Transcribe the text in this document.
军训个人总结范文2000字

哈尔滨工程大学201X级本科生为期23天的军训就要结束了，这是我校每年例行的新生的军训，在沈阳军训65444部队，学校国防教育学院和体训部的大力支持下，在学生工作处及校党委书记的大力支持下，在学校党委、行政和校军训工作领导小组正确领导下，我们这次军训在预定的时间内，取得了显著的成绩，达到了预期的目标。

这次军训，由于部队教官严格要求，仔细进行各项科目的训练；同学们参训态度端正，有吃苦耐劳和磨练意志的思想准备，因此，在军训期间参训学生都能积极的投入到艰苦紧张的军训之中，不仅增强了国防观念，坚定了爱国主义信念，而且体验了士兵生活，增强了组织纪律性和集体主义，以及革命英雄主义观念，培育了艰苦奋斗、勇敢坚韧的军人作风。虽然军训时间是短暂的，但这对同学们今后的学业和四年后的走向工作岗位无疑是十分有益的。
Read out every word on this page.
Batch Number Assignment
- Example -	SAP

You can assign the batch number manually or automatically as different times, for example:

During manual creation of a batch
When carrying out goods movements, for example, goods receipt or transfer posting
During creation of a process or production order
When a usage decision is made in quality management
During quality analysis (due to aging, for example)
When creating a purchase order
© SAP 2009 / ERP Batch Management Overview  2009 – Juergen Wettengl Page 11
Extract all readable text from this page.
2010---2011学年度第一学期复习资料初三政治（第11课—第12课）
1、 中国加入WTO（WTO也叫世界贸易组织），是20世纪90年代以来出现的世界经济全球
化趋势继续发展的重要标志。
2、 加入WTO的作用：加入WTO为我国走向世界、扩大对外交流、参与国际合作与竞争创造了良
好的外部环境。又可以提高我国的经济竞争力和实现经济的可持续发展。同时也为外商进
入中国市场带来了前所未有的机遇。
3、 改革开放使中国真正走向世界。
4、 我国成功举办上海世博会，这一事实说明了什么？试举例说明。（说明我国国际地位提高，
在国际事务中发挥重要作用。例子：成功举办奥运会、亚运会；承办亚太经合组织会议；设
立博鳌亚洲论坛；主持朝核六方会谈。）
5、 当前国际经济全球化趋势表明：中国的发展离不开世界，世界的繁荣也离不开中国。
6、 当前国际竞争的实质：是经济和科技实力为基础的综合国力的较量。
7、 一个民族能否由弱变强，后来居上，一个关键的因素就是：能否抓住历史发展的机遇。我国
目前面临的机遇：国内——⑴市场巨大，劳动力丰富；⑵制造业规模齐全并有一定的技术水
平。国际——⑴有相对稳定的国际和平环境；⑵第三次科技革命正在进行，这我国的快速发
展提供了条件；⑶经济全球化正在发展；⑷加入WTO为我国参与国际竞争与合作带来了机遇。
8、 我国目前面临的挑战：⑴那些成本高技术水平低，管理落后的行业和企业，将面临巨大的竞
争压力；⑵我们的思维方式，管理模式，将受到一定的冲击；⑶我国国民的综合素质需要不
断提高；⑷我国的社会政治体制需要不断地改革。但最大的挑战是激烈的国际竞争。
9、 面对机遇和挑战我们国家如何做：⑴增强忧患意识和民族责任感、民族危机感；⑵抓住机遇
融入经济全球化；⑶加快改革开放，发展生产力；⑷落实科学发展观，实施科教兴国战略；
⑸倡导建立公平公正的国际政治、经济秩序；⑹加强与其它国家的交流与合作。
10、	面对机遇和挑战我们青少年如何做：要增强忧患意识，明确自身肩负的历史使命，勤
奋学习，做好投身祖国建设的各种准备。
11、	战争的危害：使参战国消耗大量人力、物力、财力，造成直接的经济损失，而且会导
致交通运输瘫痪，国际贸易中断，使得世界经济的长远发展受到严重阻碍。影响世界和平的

--*--

#### Written task
Restate every entry word for word.

#### Written response
Transcribe the text in this document.
军训个人总结范文2000字

哈尔滨工程大学201X级本科生为期23天的军训就要结束了，这是我校每年例行的新生的军训，在沈阳军训65444部队，学校国防教育学院和体训部的大力支持下，在学生工作处及校党委书记的大力支持下，在学校党委、行政和校军训工作领导小组正确领导下，我们这次军训在预定的时间内，取得了显著的成绩，达到了预期的目标。

这次军训，由于部队教官严格要求，仔细进行各项科目的训练；同学们参训态度端正，有吃苦耐劳和磨练意志的思想准备，因此，在军训期间参训学生都能积极的投入到艰苦紧张的军训之中，不仅增强了国防观念，坚定了爱国主义信念，而且体验了士兵生活，增强了组织纪律性和集体主义，以及革命英雄主义观念，培育了艰苦奋斗、勇敢坚韧的军人作风。虽然军训时间是短暂的，但这对同学们今后的学业和四年后的走向工作岗位无疑是十分有益的。
Read out every word on this page.
Batch Number Assignment
- Example -	SAP

You can assign the batch number manually or automatically as different times, for example:

During manual creation of a batch
When carrying out goods movements, for example, goods receipt or transfer posting
During creation of a process or production order
When a usage decision is made in quality management
During quality analysis (due to aging, for example)
When creating a purchase order
© SAP 2009 / ERP Batch Management Overview  2009 – Juergen Wettengl Page 11
Extract all readable text from this page.
2010---2011学年度第一学期复习资料初三政治（第11课—第12课）
1、 中国加入WTO（WTO也叫世界贸易组织），是20世纪90年代以来出现的世界经济全球
化趋势继续发展的重要标志。
2、 加入WTO的作用：加入WTO为我国走向世界、扩大对外交流、参与国际合作与竞争创造了良
好的外部环境。又可以提高我国的经济竞争力和实现经济的可持续发展。同时也为外商进
入中国市场带来了前所未有的机遇。
3、 改革开放使中国真正走向世界。
4、 我国成功举办上海世博会，这一事实说明了什么？试举例说明。（说明我国国际地位提高，
在国际事务中发挥重要作用。例子：成功举办奥运会、亚运会；承办亚太经合组织会议；设
立博鳌亚洲论坛；主持朝核六方会谈。）
5、 当前国际经济全球化趋势表明：中国的发展离不开世界，世界的繁荣也离不开中国。
6、 当前国际竞争的实质：是经济和科技实力为基础的综合国力的较量。
7、 一个民族能否由弱变强，后来居上，一个关键的因素就是：能否抓住历史发展的机遇。我国
目前面临的机遇：国内——⑴市场巨大，劳动力丰富；⑵制造业规模齐全并有一定的技术水
平。国际——⑴有相对稳定的国际和平环境；⑵第三次科技革命正在进行，这我国的快速发
展提供了条件；⑶经济全球化正在发展；⑷加入WTO为我国参与国际竞争与合作带来了机遇。
8、 我国目前面临的挑战：⑴那些成本高技术水平低，管理落后的行业和企业，将面临巨大的竞
争压力；⑵我们的思维方式，管理模式，将受到一定的冲击；⑶我国国民的综合素质需要不
断提高；⑷我国的社会政治体制需要不断地改革。但最大的挑战是激烈的国际竞争。
9、 面对机遇和挑战我们国家如何做：⑴增强忧患意识和民族责任感、民族危机感；⑵抓住机遇
融入经济全球化；⑶加快改革开放，发展生产力；⑷落实科学发展观，实施科教兴国战略；
⑸倡导建立公平公正的国际政治、经济秩序；⑹加强与其它国家的交流与合作。
10、	面对机遇和挑战我们青少年如何做：要增强忧患意识，明确自身肩负的历史使命，勤
奋学习，做好投身祖国建设的各种准备。
11、	战争的危害：使参战国消耗大量人力、物力、财力，造成直接的经济损失，而且会导
致交通运输瘫痪，国际贸易中断，使得世界经济的长远发展受到严重阻碍。影响世界和平的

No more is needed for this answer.